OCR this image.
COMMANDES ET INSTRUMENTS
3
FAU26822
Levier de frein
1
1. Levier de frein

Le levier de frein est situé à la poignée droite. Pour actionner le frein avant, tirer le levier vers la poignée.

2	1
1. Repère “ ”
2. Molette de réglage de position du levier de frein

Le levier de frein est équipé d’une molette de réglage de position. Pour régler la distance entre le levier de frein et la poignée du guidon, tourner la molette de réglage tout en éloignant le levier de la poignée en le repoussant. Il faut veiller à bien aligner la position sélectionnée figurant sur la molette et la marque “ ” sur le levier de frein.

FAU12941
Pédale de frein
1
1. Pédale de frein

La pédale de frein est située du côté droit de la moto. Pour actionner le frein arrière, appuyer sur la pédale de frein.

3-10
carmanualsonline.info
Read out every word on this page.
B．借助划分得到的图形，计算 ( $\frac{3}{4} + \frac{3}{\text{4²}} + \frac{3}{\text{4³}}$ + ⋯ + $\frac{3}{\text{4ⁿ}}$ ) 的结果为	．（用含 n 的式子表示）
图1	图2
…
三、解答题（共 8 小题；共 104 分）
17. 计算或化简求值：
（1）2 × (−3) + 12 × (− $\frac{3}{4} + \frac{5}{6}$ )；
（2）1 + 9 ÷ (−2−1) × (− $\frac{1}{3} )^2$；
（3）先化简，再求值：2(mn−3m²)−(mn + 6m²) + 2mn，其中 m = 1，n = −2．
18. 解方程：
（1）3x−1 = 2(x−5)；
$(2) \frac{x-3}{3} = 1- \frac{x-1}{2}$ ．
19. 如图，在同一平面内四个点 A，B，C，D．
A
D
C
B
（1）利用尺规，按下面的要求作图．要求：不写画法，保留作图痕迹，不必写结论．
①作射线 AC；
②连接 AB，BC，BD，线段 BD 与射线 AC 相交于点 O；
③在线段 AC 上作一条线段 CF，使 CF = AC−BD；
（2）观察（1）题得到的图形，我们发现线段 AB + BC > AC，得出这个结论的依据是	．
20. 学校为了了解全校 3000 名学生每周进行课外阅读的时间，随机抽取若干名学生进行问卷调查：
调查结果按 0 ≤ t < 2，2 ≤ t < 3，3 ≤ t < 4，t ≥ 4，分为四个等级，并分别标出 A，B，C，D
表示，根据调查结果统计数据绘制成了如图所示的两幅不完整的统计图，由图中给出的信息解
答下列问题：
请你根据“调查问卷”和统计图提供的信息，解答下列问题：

_ _ _ _ _ _ _

Return exactly the lines from the one containing "Read out every word on this page." to the last line of the data, and nothing more.

ANSWER TO THIS TASK
Read out every word on this page.
B．借助划分得到的图形，计算 ( $\frac{3}{4} + \frac{3}{\text{4²}} + \frac{3}{\text{4³}}$ + ⋯ + $\frac{3}{\text{4ⁿ}}$ ) 的结果为	．（用含 n 的式子表示）
图1	图2
…
三、解答题（共 8 小题；共 104 分）
17. 计算或化简求值：
（1）2 × (−3) + 12 × (− $\frac{3}{4} + \frac{5}{6}$ )；
（2）1 + 9 ÷ (−2−1) × (− $\frac{1}{3} )^2$；
（3）先化简，再求值：2(mn−3m²)−(mn + 6m²) + 2mn，其中 m = 1，n = −2．
18. 解方程：
（1）3x−1 = 2(x−5)；
$(2) \frac{x-3}{3} = 1- \frac{x-1}{2}$ ．
19. 如图，在同一平面内四个点 A，B，C，D．
A
D
C
B
（1）利用尺规，按下面的要求作图．要求：不写画法，保留作图痕迹，不必写结论．
①作射线 AC；
②连接 AB，BC，BD，线段 BD 与射线 AC 相交于点 O；
③在线段 AC 上作一条线段 CF，使 CF = AC−BD；
（2）观察（1）题得到的图形，我们发现线段 AB + BC > AC，得出这个结论的依据是	．
20. 学校为了了解全校 3000 名学生每周进行课外阅读的时间，随机抽取若干名学生进行问卷调查：
调查结果按 0 ≤ t < 2，2 ≤ t < 3，3 ≤ t < 4，t ≥ 4，分为四个等级，并分别标出 A，B，C，D
表示，根据调查结果统计数据绘制成了如图所示的两幅不完整的统计图，由图中给出的信息解
答下列问题：
请你根据“调查问卷”和统计图提供的信息，解答下列问题：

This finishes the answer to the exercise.